#### MATERIAL
┌────────
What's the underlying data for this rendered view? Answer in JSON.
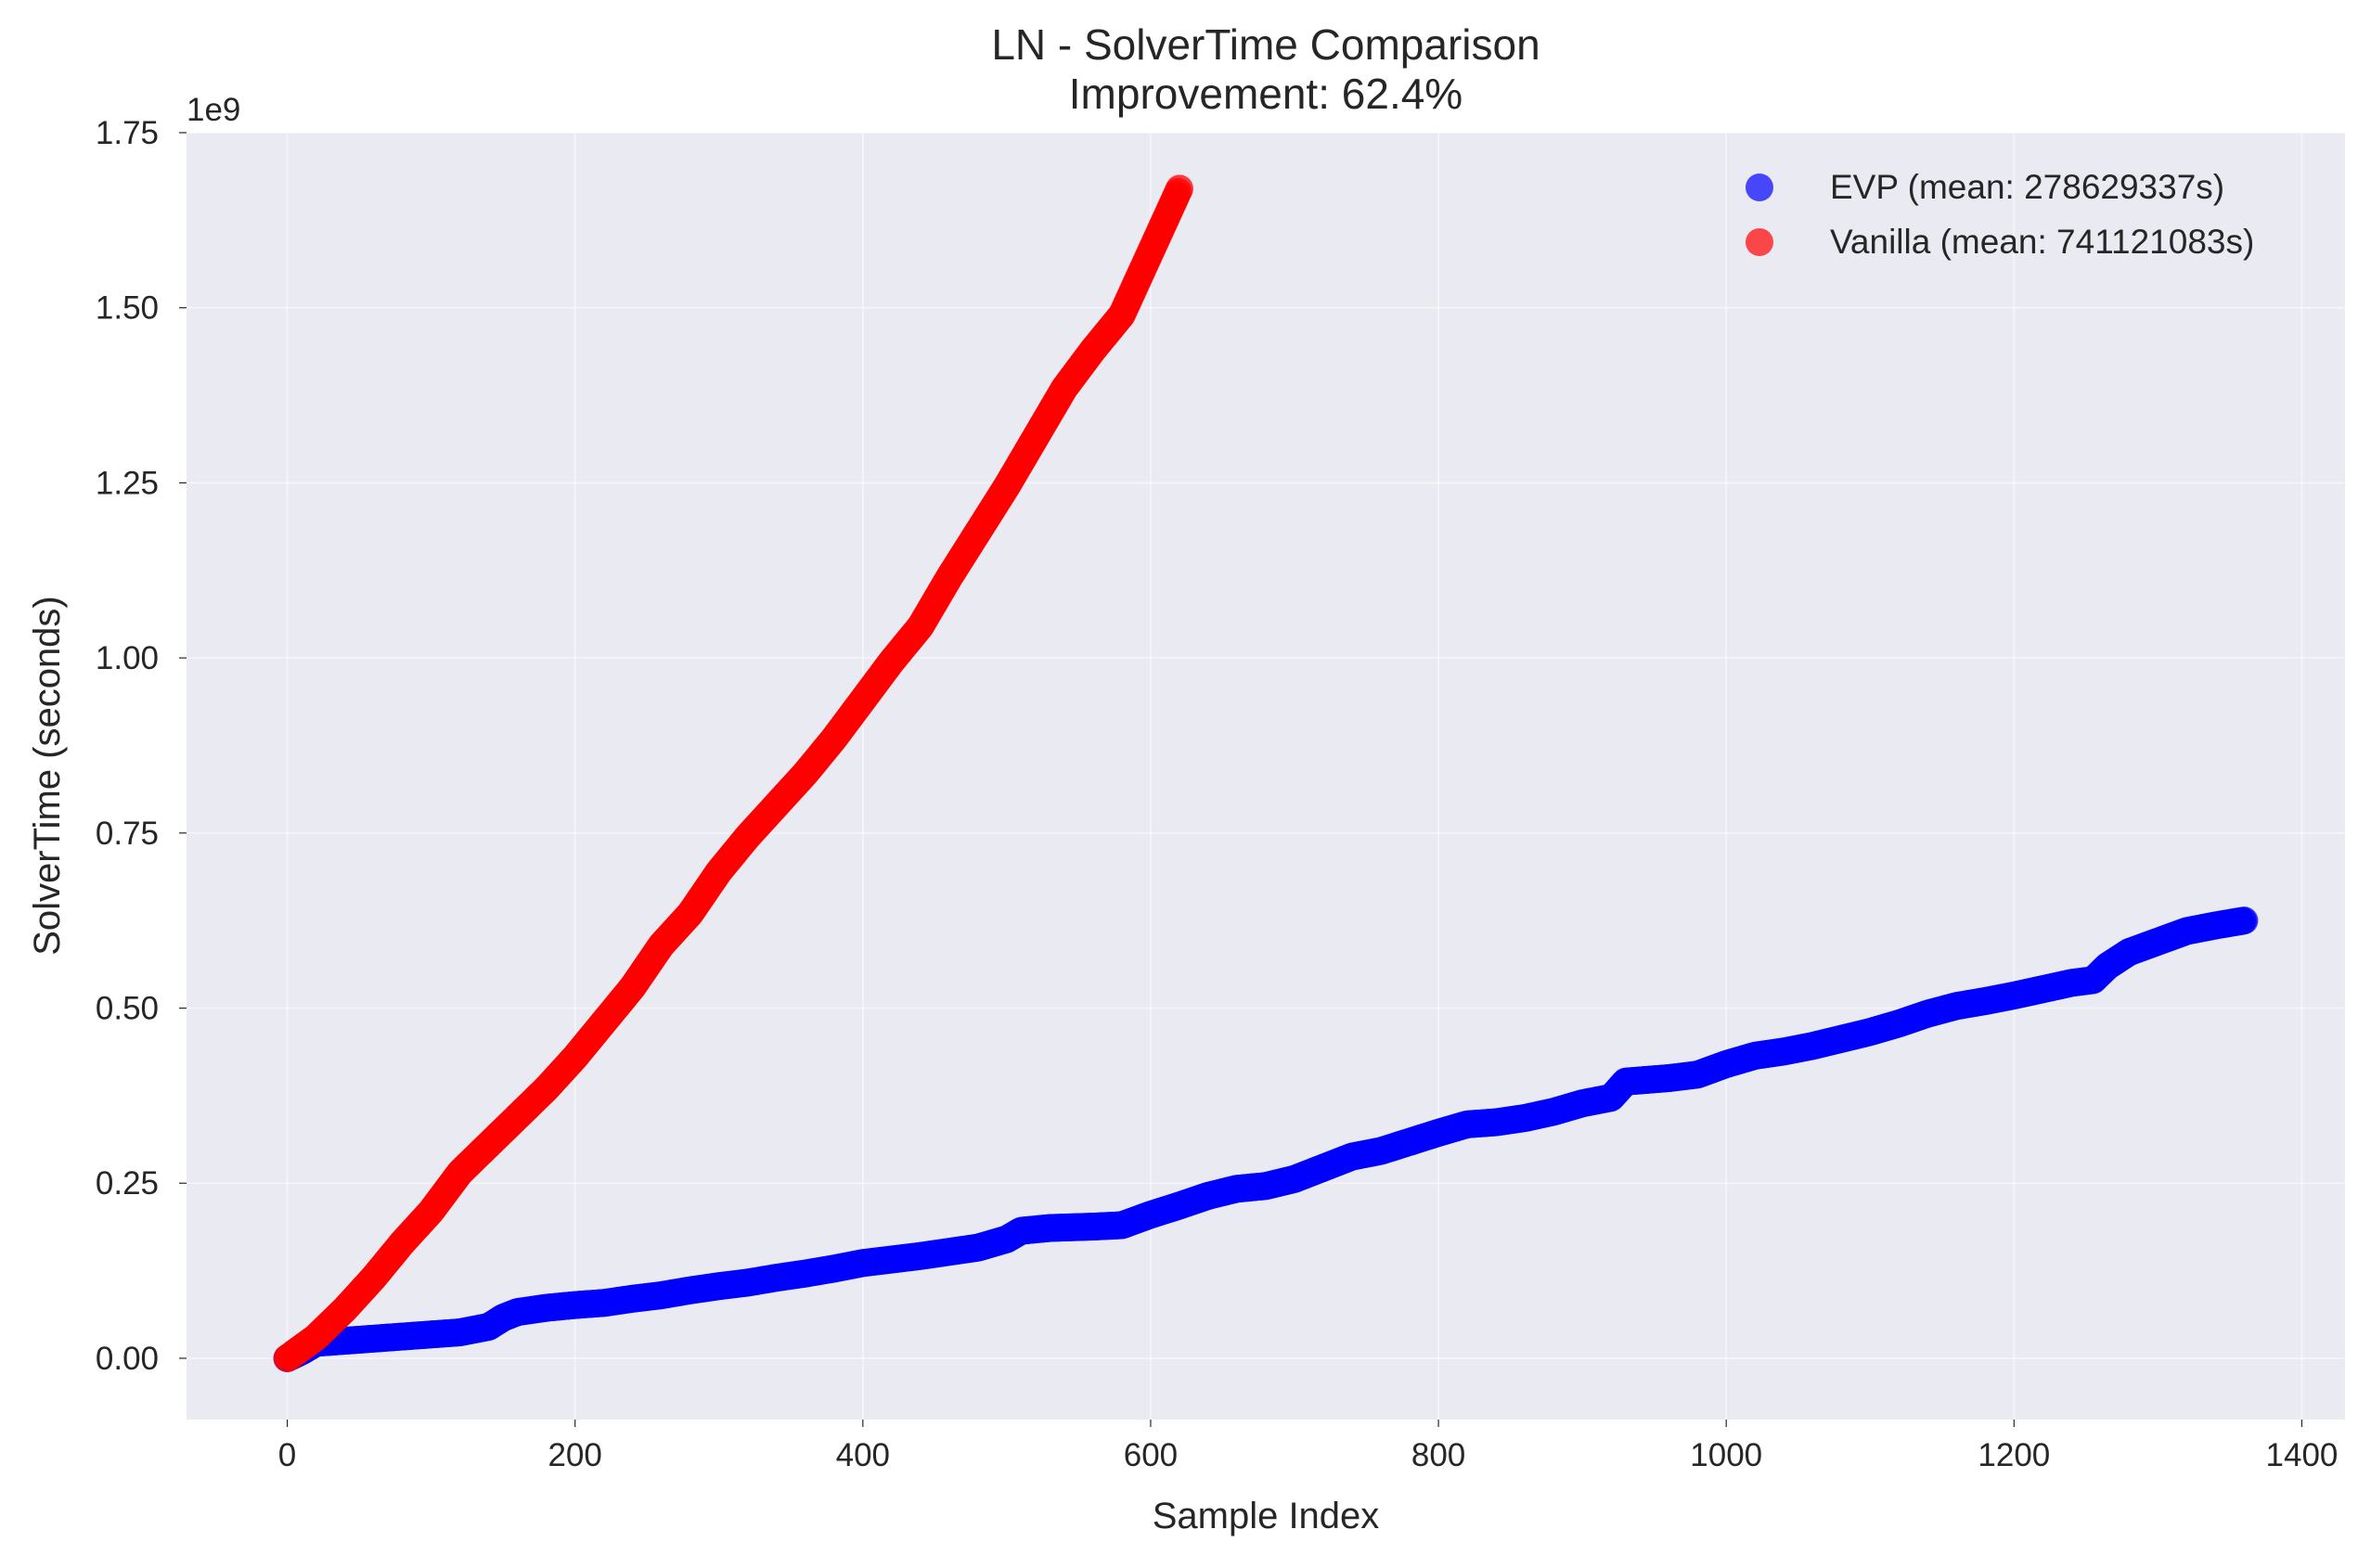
{
  "chart_data": {
    "type": "scatter",
    "title": "LN - SolverTime Comparison",
    "subtitle": "Improvement: 62.4%",
    "xlabel": "Sample Index",
    "ylabel": "SolverTime (seconds)",
    "y_offset_label": "1e9",
    "xlim": [
      -70,
      1430
    ],
    "ylim": [
      -0.0875,
      1.75
    ],
    "y_scale_factor": 1000000000,
    "x_ticks": [
      0,
      200,
      400,
      600,
      800,
      1000,
      1200,
      1400
    ],
    "x_tick_labels": [
      "0",
      "200",
      "400",
      "600",
      "800",
      "1000",
      "1200",
      "1400"
    ],
    "y_ticks": [
      0.0,
      0.25,
      0.5,
      0.75,
      1.0,
      1.25,
      1.5,
      1.75
    ],
    "y_tick_labels": [
      "0.00",
      "0.25",
      "0.50",
      "0.75",
      "1.00",
      "1.25",
      "1.50",
      "1.75"
    ],
    "grid": true,
    "legend_position": "top-right",
    "series": [
      {
        "name": "EVP (mean: 278629337s)",
        "color": "#0000ff",
        "marker": "circle",
        "points": [
          [
            0,
            0.0
          ],
          [
            10,
            0.01
          ],
          [
            20,
            0.022
          ],
          [
            40,
            0.025
          ],
          [
            60,
            0.028
          ],
          [
            80,
            0.031
          ],
          [
            100,
            0.034
          ],
          [
            120,
            0.037
          ],
          [
            140,
            0.045
          ],
          [
            150,
            0.058
          ],
          [
            160,
            0.066
          ],
          [
            180,
            0.072
          ],
          [
            200,
            0.076
          ],
          [
            220,
            0.079
          ],
          [
            240,
            0.085
          ],
          [
            260,
            0.09
          ],
          [
            280,
            0.097
          ],
          [
            300,
            0.103
          ],
          [
            320,
            0.108
          ],
          [
            340,
            0.115
          ],
          [
            360,
            0.121
          ],
          [
            380,
            0.128
          ],
          [
            400,
            0.136
          ],
          [
            420,
            0.141
          ],
          [
            440,
            0.146
          ],
          [
            460,
            0.152
          ],
          [
            480,
            0.158
          ],
          [
            500,
            0.17
          ],
          [
            510,
            0.182
          ],
          [
            530,
            0.186
          ],
          [
            560,
            0.188
          ],
          [
            580,
            0.19
          ],
          [
            600,
            0.205
          ],
          [
            620,
            0.218
          ],
          [
            640,
            0.232
          ],
          [
            660,
            0.242
          ],
          [
            680,
            0.246
          ],
          [
            700,
            0.256
          ],
          [
            720,
            0.272
          ],
          [
            740,
            0.288
          ],
          [
            760,
            0.296
          ],
          [
            780,
            0.309
          ],
          [
            800,
            0.322
          ],
          [
            820,
            0.334
          ],
          [
            840,
            0.337
          ],
          [
            860,
            0.343
          ],
          [
            880,
            0.352
          ],
          [
            900,
            0.364
          ],
          [
            920,
            0.372
          ],
          [
            930,
            0.395
          ],
          [
            960,
            0.4
          ],
          [
            980,
            0.405
          ],
          [
            1000,
            0.42
          ],
          [
            1020,
            0.432
          ],
          [
            1040,
            0.438
          ],
          [
            1060,
            0.446
          ],
          [
            1080,
            0.456
          ],
          [
            1100,
            0.466
          ],
          [
            1120,
            0.478
          ],
          [
            1140,
            0.492
          ],
          [
            1160,
            0.503
          ],
          [
            1180,
            0.51
          ],
          [
            1200,
            0.518
          ],
          [
            1220,
            0.527
          ],
          [
            1240,
            0.536
          ],
          [
            1255,
            0.54
          ],
          [
            1265,
            0.56
          ],
          [
            1280,
            0.58
          ],
          [
            1300,
            0.595
          ],
          [
            1320,
            0.61
          ],
          [
            1340,
            0.618
          ],
          [
            1360,
            0.625
          ]
        ]
      },
      {
        "name": "Vanilla (mean: 741121083s)",
        "color": "#ff0000",
        "marker": "circle",
        "points": [
          [
            0,
            0.0
          ],
          [
            20,
            0.03
          ],
          [
            40,
            0.07
          ],
          [
            60,
            0.115
          ],
          [
            80,
            0.165
          ],
          [
            100,
            0.21
          ],
          [
            120,
            0.265
          ],
          [
            140,
            0.305
          ],
          [
            160,
            0.345
          ],
          [
            180,
            0.385
          ],
          [
            200,
            0.43
          ],
          [
            220,
            0.48
          ],
          [
            240,
            0.53
          ],
          [
            260,
            0.59
          ],
          [
            280,
            0.635
          ],
          [
            300,
            0.695
          ],
          [
            320,
            0.745
          ],
          [
            340,
            0.79
          ],
          [
            360,
            0.835
          ],
          [
            380,
            0.885
          ],
          [
            400,
            0.94
          ],
          [
            420,
            0.995
          ],
          [
            440,
            1.045
          ],
          [
            460,
            1.115
          ],
          [
            480,
            1.18
          ],
          [
            500,
            1.245
          ],
          [
            520,
            1.315
          ],
          [
            540,
            1.385
          ],
          [
            560,
            1.44
          ],
          [
            580,
            1.49
          ],
          [
            600,
            1.58
          ],
          [
            620,
            1.67
          ]
        ]
      }
    ]
  }
}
└────────
#### WRITTEN EXERCISE
Keep the pictures out of the copy and return the rest of the data above exactly.

#### RESULT OF THIS TASK
What's the underlying data for this rendered view? Answer in JSON.
{
  "chart_data": {
    "type": "scatter",
    "title": "LN - SolverTime Comparison",
    "subtitle": "Improvement: 62.4%",
    "xlabel": "Sample Index",
    "ylabel": "SolverTime (seconds)",
    "y_offset_label": "1e9",
    "xlim": [
      -70,
      1430
    ],
    "ylim": [
      -0.0875,
      1.75
    ],
    "y_scale_factor": 1000000000,
    "x_ticks": [
      0,
      200,
      400,
      600,
      800,
      1000,
      1200,
      1400
    ],
    "x_tick_labels": [
      "0",
      "200",
      "400",
      "600",
      "800",
      "1000",
      "1200",
      "1400"
    ],
    "y_ticks": [
      0.0,
      0.25,
      0.5,
      0.75,
      1.0,
      1.25,
      1.5,
      1.75
    ],
    "y_tick_labels": [
      "0.00",
      "0.25",
      "0.50",
      "0.75",
      "1.00",
      "1.25",
      "1.50",
      "1.75"
    ],
    "grid": true,
    "legend_position": "top-right",
    "series": [
      {
        "name": "EVP (mean: 278629337s)",
        "color": "#0000ff",
        "marker": "circle",
        "points": [
          [
            0,
            0.0
          ],
          [
            10,
            0.01
          ],
          [
            20,
            0.022
          ],
          [
            40,
            0.025
          ],
          [
            60,
            0.028
          ],
          [
            80,
            0.031
          ],
          [
            100,
            0.034
          ],
          [
            120,
            0.037
          ],
          [
            140,
            0.045
          ],
          [
            150,
            0.058
          ],
          [
            160,
            0.066
          ],
          [
            180,
            0.072
          ],
          [
            200,
            0.076
          ],
          [
            220,
            0.079
          ],
          [
            240,
            0.085
          ],
          [
            260,
            0.09
          ],
          [
            280,
            0.097
          ],
          [
            300,
            0.103
          ],
          [
            320,
            0.108
          ],
          [
            340,
            0.115
          ],
          [
            360,
            0.121
          ],
          [
            380,
            0.128
          ],
          [
            400,
            0.136
          ],
          [
            420,
            0.141
          ],
          [
            440,
            0.146
          ],
          [
            460,
            0.152
          ],
          [
            480,
            0.158
          ],
          [
            500,
            0.17
          ],
          [
            510,
            0.182
          ],
          [
            530,
            0.186
          ],
          [
            560,
            0.188
          ],
          [
            580,
            0.19
          ],
          [
            600,
            0.205
          ],
          [
            620,
            0.218
          ],
          [
            640,
            0.232
          ],
          [
            660,
            0.242
          ],
          [
            680,
            0.246
          ],
          [
            700,
            0.256
          ],
          [
            720,
            0.272
          ],
          [
            740,
            0.288
          ],
          [
            760,
            0.296
          ],
          [
            780,
            0.309
          ],
          [
            800,
            0.322
          ],
          [
            820,
            0.334
          ],
          [
            840,
            0.337
          ],
          [
            860,
            0.343
          ],
          [
            880,
            0.352
          ],
          [
            900,
            0.364
          ],
          [
            920,
            0.372
          ],
          [
            930,
            0.395
          ],
          [
            960,
            0.4
          ],
          [
            980,
            0.405
          ],
          [
            1000,
            0.42
          ],
          [
            1020,
            0.432
          ],
          [
            1040,
            0.438
          ],
          [
            1060,
            0.446
          ],
          [
            1080,
            0.456
          ],
          [
            1100,
            0.466
          ],
          [
            1120,
            0.478
          ],
          [
            1140,
            0.492
          ],
          [
            1160,
            0.503
          ],
          [
            1180,
            0.51
          ],
          [
            1200,
            0.518
          ],
          [
            1220,
            0.527
          ],
          [
            1240,
            0.536
          ],
          [
            1255,
            0.54
          ],
          [
            1265,
            0.56
          ],
          [
            1280,
            0.58
          ],
          [
            1300,
            0.595
          ],
          [
            1320,
            0.61
          ],
          [
            1340,
            0.618
          ],
          [
            1360,
            0.625
          ]
        ]
      },
      {
        "name": "Vanilla (mean: 741121083s)",
        "color": "#ff0000",
        "marker": "circle",
        "points": [
          [
            0,
            0.0
          ],
          [
            20,
            0.03
          ],
          [
            40,
            0.07
          ],
          [
            60,
            0.115
          ],
          [
            80,
            0.165
          ],
          [
            100,
            0.21
          ],
          [
            120,
            0.265
          ],
          [
            140,
            0.305
          ],
          [
            160,
            0.345
          ],
          [
            180,
            0.385
          ],
          [
            200,
            0.43
          ],
          [
            220,
            0.48
          ],
          [
            240,
            0.53
          ],
          [
            260,
            0.59
          ],
          [
            280,
            0.635
          ],
          [
            300,
            0.695
          ],
          [
            320,
            0.745
          ],
          [
            340,
            0.79
          ],
          [
            360,
            0.835
          ],
          [
            380,
            0.885
          ],
          [
            400,
            0.94
          ],
          [
            420,
            0.995
          ],
          [
            440,
            1.045
          ],
          [
            460,
            1.115
          ],
          [
            480,
            1.18
          ],
          [
            500,
            1.245
          ],
          [
            520,
            1.315
          ],
          [
            540,
            1.385
          ],
          [
            560,
            1.44
          ],
          [
            580,
            1.49
          ],
          [
            600,
            1.58
          ],
          [
            620,
            1.67
          ]
        ]
      }
    ]
  }
}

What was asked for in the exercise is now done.